### Your task
Give every line of the rows below as a JSON list of strings, one string per line, with blank lines dropped. Leave the pictures out.

Annotated region listings:
══════════

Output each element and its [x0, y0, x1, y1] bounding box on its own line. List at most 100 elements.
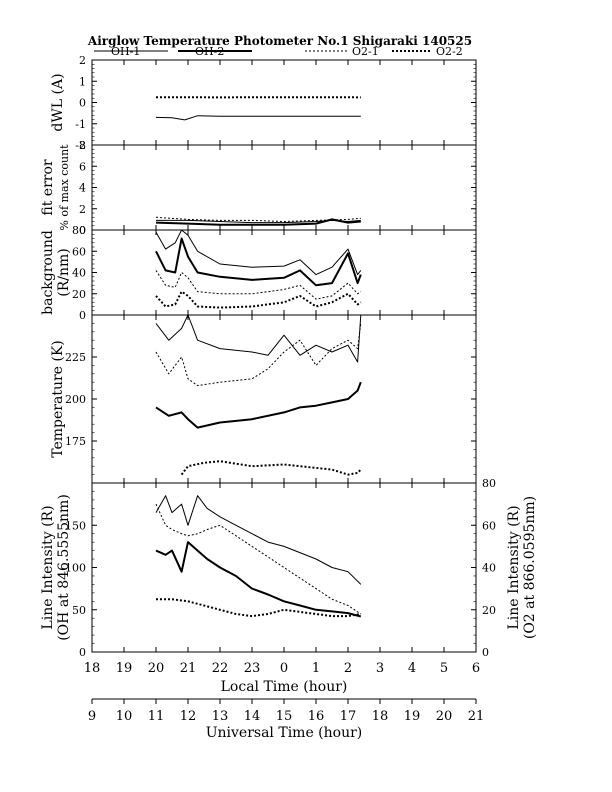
series-bg-o2-2 — [155, 290, 362, 309]
ut-tick-label: 17 — [340, 709, 357, 724]
series-dwl-oh-1 — [155, 115, 361, 121]
ut-tick-label: 20 — [436, 709, 453, 724]
y-tick-label-line: 100 — [65, 562, 86, 575]
y-tick-label-right-line: 60 — [482, 519, 496, 532]
panel-fit: 8 6 4 2 0 fit error% of max count — [40, 139, 477, 237]
y-tick-label-right-line: 0 — [482, 646, 489, 659]
series-fit-o2-1 — [155, 216, 361, 222]
ut-tick-label: 13 — [212, 709, 229, 724]
x-tick-label-local: 21 — [180, 661, 197, 676]
ut-tick-label: 10 — [116, 709, 133, 724]
y-tick-label-line: 150 — [65, 519, 86, 532]
x-axis-label-local: Local Time (hour) — [221, 679, 348, 695]
panel-frame-bg — [91, 229, 477, 316]
y-label-right-line: Line Intensity (R) — [506, 505, 522, 629]
x-tick-label-local: 18 — [84, 661, 101, 676]
y-tick-label-dwl: 0 — [79, 97, 86, 110]
panel-bg: 80 60 40 20 0 background (R/nm) — [40, 224, 477, 322]
y-tick-label-right-line: 40 — [482, 562, 496, 575]
y-tick-label-bg: 20 — [72, 288, 86, 301]
series-temp-o2-2 — [180, 460, 362, 476]
panel-frame-line — [91, 482, 477, 653]
y-label2-fit: % of max count — [58, 144, 71, 231]
ut-axis-label: Universal Time (hour) — [206, 725, 363, 741]
y-tick-label-temp: 175 — [65, 435, 86, 448]
x-tick-label-local: 1 — [312, 661, 320, 676]
series-temp-o2-1 — [155, 323, 362, 387]
panel-dwl: 2 1 0 -1 -2 dWL (A) — [50, 54, 477, 152]
y-tick-label-line: 0 — [79, 646, 86, 659]
series-temp-oh-2 — [155, 381, 362, 429]
y-tick-label-fit: 0 — [79, 224, 86, 237]
ut-tick-label: 16 — [308, 709, 325, 724]
y-tick-label-temp: 200 — [65, 393, 86, 406]
y-label-bg: background — [40, 230, 56, 315]
y-tick-label-dwl: -2 — [75, 139, 86, 152]
x-tick-label-local: 19 — [116, 661, 133, 676]
series-bg-o2-1 — [155, 270, 362, 300]
y-tick-label-dwl: 1 — [79, 75, 86, 88]
series-bg-oh-2 — [155, 237, 362, 287]
ut-tick-label: 18 — [372, 709, 389, 724]
ut-tick-label: 9 — [88, 709, 96, 724]
chart-title: Airglow Temperature Photometer No.1 Shig… — [87, 34, 472, 48]
y-tick-label-bg: 40 — [72, 267, 86, 280]
panel-frame-temp — [91, 314, 477, 484]
panel-frame-fit — [91, 144, 477, 231]
x-tick-label-local: 2 — [344, 661, 352, 676]
y-tick-label-right-line: 20 — [482, 604, 496, 617]
y-label-right2-line: (O2 at 866.0595nm) — [522, 496, 538, 639]
y-label-dwl: dWL (A) — [50, 73, 66, 131]
x-tick-label-local: 23 — [244, 661, 261, 676]
y-tick-label-dwl: -1 — [75, 118, 86, 131]
ut-tick-label: 14 — [244, 709, 261, 724]
y-tick-label-temp: 225 — [65, 351, 86, 364]
x-axis-ut: 9 10 11 12 13 14 15 16 17 18 19 20 21 Universal Time … — [88, 698, 485, 741]
legend: OH-1 OH-2 O2-1 O2-2 — [94, 45, 463, 58]
y-tick-label-right-line: 80 — [482, 477, 496, 490]
ut-tick-label: 19 — [404, 709, 421, 724]
y-tick-label-line: 50 — [72, 604, 86, 617]
ut-tick-label: 21 — [468, 709, 485, 724]
series-temp-oh-1 — [155, 314, 362, 363]
y-tick-label-fit: 4 — [79, 182, 86, 195]
x-tick-label-local: 22 — [212, 661, 229, 676]
x-tick-label-local: 6 — [472, 661, 480, 676]
panel-frame-dwl — [91, 59, 477, 146]
x-tick-label-local: 0 — [280, 661, 288, 676]
x-tick-label-local: 20 — [148, 661, 165, 676]
legend-label-o2-1: O2-1 — [352, 45, 379, 58]
series-line-o2-2 — [156, 598, 361, 618]
legend-label-oh-2: OH-2 — [195, 45, 224, 58]
y-tick-label-fit: 6 — [79, 160, 86, 173]
y-label2-line: (OH at 846.5555nm) — [56, 494, 72, 641]
x-tick-label-local: 3 — [376, 661, 384, 676]
y-label2-bg: (R/nm) — [56, 248, 72, 296]
ut-tick-label: 12 — [180, 709, 197, 724]
series-line-o2-1 — [155, 503, 362, 615]
ut-tick-label: 11 — [148, 709, 165, 724]
legend-label-oh-1: OH-1 — [111, 45, 140, 58]
legend-label-o2-2: O2-2 — [436, 45, 463, 58]
y-tick-label-bg: 0 — [79, 309, 86, 322]
y-tick-label-bg: 60 — [72, 245, 86, 258]
series-line-oh-2 — [155, 541, 362, 618]
series-line-oh-1 — [155, 495, 362, 585]
ut-tick-label: 15 — [276, 709, 293, 724]
y-label-fit: fit error — [40, 159, 56, 216]
y-tick-label-bg: 80 — [72, 224, 86, 237]
x-tick-label-local: 5 — [440, 661, 448, 676]
series-fit-oh-2 — [155, 218, 361, 226]
y-tick-label-fit: 8 — [79, 139, 86, 152]
y-tick-label-dwl: 2 — [79, 54, 86, 67]
y-tick-label-fit: 2 — [79, 203, 86, 216]
x-tick-label-local: 4 — [408, 661, 416, 676]
y-label-line: Line Intensity (R) — [40, 505, 56, 629]
y-label-temp: Temperature (K) — [50, 340, 66, 458]
series-bg-oh-1 — [155, 229, 362, 276]
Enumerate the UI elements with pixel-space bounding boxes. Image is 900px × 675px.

══════════

### Full answer
[
  "Output each element and its [x0, y0, x1, y1] bounding box on its own line. List at most 100 elements.",
  "series-bg-o2-2 — [155, 290, 362, 309]",
  "ut-tick-label: 17 — [340, 709, 357, 724]",
  "series-dwl-oh-1 — [155, 115, 361, 121]",
  "ut-tick-label: 20 — [436, 709, 453, 724]",
  "y-tick-label-line: 100 — [65, 562, 86, 575]",
  "y-tick-label-right-line: 60 — [482, 519, 496, 532]",
  "panel-fit: 8 6 4 2 0 fit error% of max count — [40, 139, 477, 237]",
  "y-tick-label-right-line: 0 — [482, 646, 489, 659]",
  "series-fit-o2-1 — [155, 216, 361, 222]",
  "ut-tick-label: 13 — [212, 709, 229, 724]",
  "x-tick-label-local: 21 — [180, 661, 197, 676]",
  "ut-tick-label: 10 — [116, 709, 133, 724]",
  "y-tick-label-line: 150 — [65, 519, 86, 532]",
  "x-axis-label-local: Local Time (hour) — [221, 679, 348, 695]",
  "panel-frame-bg — [91, 229, 477, 316]",
  "y-label-right-line: Line Intensity (R) — [506, 505, 522, 629]",
  "x-tick-label-local: 18 — [84, 661, 101, 676]",
  "y-tick-label-dwl: 0 — [79, 97, 86, 110]",
  "panel-bg: 80 60 40 20 0 background (R/nm) — [40, 224, 477, 322]",
  "y-tick-label-right-line: 40 — [482, 562, 496, 575]",
  "y-tick-label-bg: 20 — [72, 288, 86, 301]",
  "series-temp-o2-2 — [180, 460, 362, 476]",
  "panel-frame-line — [91, 482, 477, 653]",
  "y-label2-fit: % of max count — [58, 144, 71, 231]",
  "ut-axis-label: Universal Time (hour) — [206, 725, 363, 741]",
  "y-tick-label-temp: 175 — [65, 435, 86, 448]",
  "x-tick-label-local: 1 — [312, 661, 320, 676]",
  "series-temp-o2-1 — [155, 323, 362, 387]",
  "panel-dwl: 2 1 0 -1 -2 dWL (A) — [50, 54, 477, 152]",
  "y-tick-label-line: 0 — [79, 646, 86, 659]",
  "series-temp-oh-2 — [155, 381, 362, 429]",
  "y-tick-label-fit: 0 — [79, 224, 86, 237]",
  "ut-tick-label: 16 — [308, 709, 325, 724]",
  "y-tick-label-temp: 200 — [65, 393, 86, 406]",
  "y-label-bg: background — [40, 230, 56, 315]",
  "y-tick-label-dwl: -2 — [75, 139, 86, 152]",
  "x-tick-label-local: 19 — [116, 661, 133, 676]",
  "series-bg-o2-1 — [155, 270, 362, 300]",
  "y-tick-label-dwl: 1 — [79, 75, 86, 88]",
  "series-bg-oh-2 — [155, 237, 362, 287]",
  "ut-tick-label: 18 — [372, 709, 389, 724]",
  "ut-tick-label: 9 — [88, 709, 96, 724]",
  "chart-title: Airglow Temperature Photometer No.1 Shig… — [87, 34, 472, 48]",
  "y-tick-label-bg: 40 — [72, 267, 86, 280]",
  "panel-frame-temp — [91, 314, 477, 484]",
  "panel-frame-fit — [91, 144, 477, 231]",
  "x-tick-label-local: 2 — [344, 661, 352, 676]",
  "y-tick-label-right-line: 20 — [482, 604, 496, 617]",
  "y-label-right2-line: (O2 at 866.0595nm) — [522, 496, 538, 639]",
  "y-label-dwl: dWL (A) — [50, 73, 66, 131]",
  "x-tick-label-local: 23 — [244, 661, 261, 676]",
  "y-tick-label-dwl: -1 — [75, 118, 86, 131]",
  "ut-tick-label: 14 — [244, 709, 261, 724]",
  "y-tick-label-temp: 225 — [65, 351, 86, 364]",
  "x-axis-ut: 9 10 11 12 13 14 15 16 17 18 19 20 21 Universal Time … — [88, 698, 485, 741]",
  "legend: OH-1 OH-2 O2-1 O2-2 — [94, 45, 463, 58]",
  "y-tick-label-right-line: 80 — [482, 477, 496, 490]",
  "ut-tick-label: 19 — [404, 709, 421, 724]",
  "y-tick-label-line: 50 — [72, 604, 86, 617]",
  "ut-tick-label: 21 — [468, 709, 485, 724]",
  "series-temp-oh-1 — [155, 314, 362, 363]",
  "y-tick-label-fit: 4 — [79, 182, 86, 195]",
  "x-tick-label-local: 22 — [212, 661, 229, 676]",
  "x-tick-label-local: 6 — [472, 661, 480, 676]",
  "panel-frame-dwl — [91, 59, 477, 146]",
  "x-tick-label-local: 0 — [280, 661, 288, 676]",
  "x-tick-label-local: 20 — [148, 661, 165, 676]",
  "legend-label-o2-1: O2-1 — [352, 45, 379, 58]",
  "series-line-o2-2 — [156, 598, 361, 618]",
  "legend-label-oh-2: OH-2 — [195, 45, 224, 58]",
  "y-tick-label-fit: 6 — [79, 160, 86, 173]",
  "y-label2-line: (OH at 846.5555nm) — [56, 494, 72, 641]",
  "x-tick-label-local: 3 — [376, 661, 384, 676]",
  "y-label2-bg: (R/nm) — [56, 248, 72, 296]",
  "ut-tick-label: 12 — [180, 709, 197, 724]",
  "series-line-o2-1 — [155, 503, 362, 615]",
  "ut-tick-label: 11 — [148, 709, 165, 724]",
  "legend-label-oh-1: OH-1 — [111, 45, 140, 58]",
  "legend-label-o2-2: O2-2 — [436, 45, 463, 58]",
  "y-tick-label-bg: 0 — [79, 309, 86, 322]",
  "y-tick-label-bg: 60 — [72, 245, 86, 258]",
  "series-line-oh-2 — [155, 541, 362, 618]",
  "series-line-oh-1 — [155, 495, 362, 585]",
  "ut-tick-label: 15 — [276, 709, 293, 724]",
  "y-label-fit: fit error — [40, 159, 56, 216]",
  "y-tick-label-bg: 80 — [72, 224, 86, 237]",
  "x-tick-label-local: 5 — [440, 661, 448, 676]",
  "series-fit-oh-2 — [155, 218, 361, 226]",
  "y-tick-label-fit: 8 — [79, 139, 86, 152]",
  "y-tick-label-dwl: 2 — [79, 54, 86, 67]",
  "y-tick-label-fit: 2 — [79, 203, 86, 216]",
  "x-tick-label-local: 4 — [408, 661, 416, 676]",
  "y-label-line: Line Intensity (R) — [40, 505, 56, 629]",
  "y-label-temp: Temperature (K) — [50, 340, 66, 458]",
  "series-bg-oh-1 — [155, 229, 362, 276]",
  "Enumerate the UI elements with pixel-space bounding boxes. Image is 900px × 675px."
]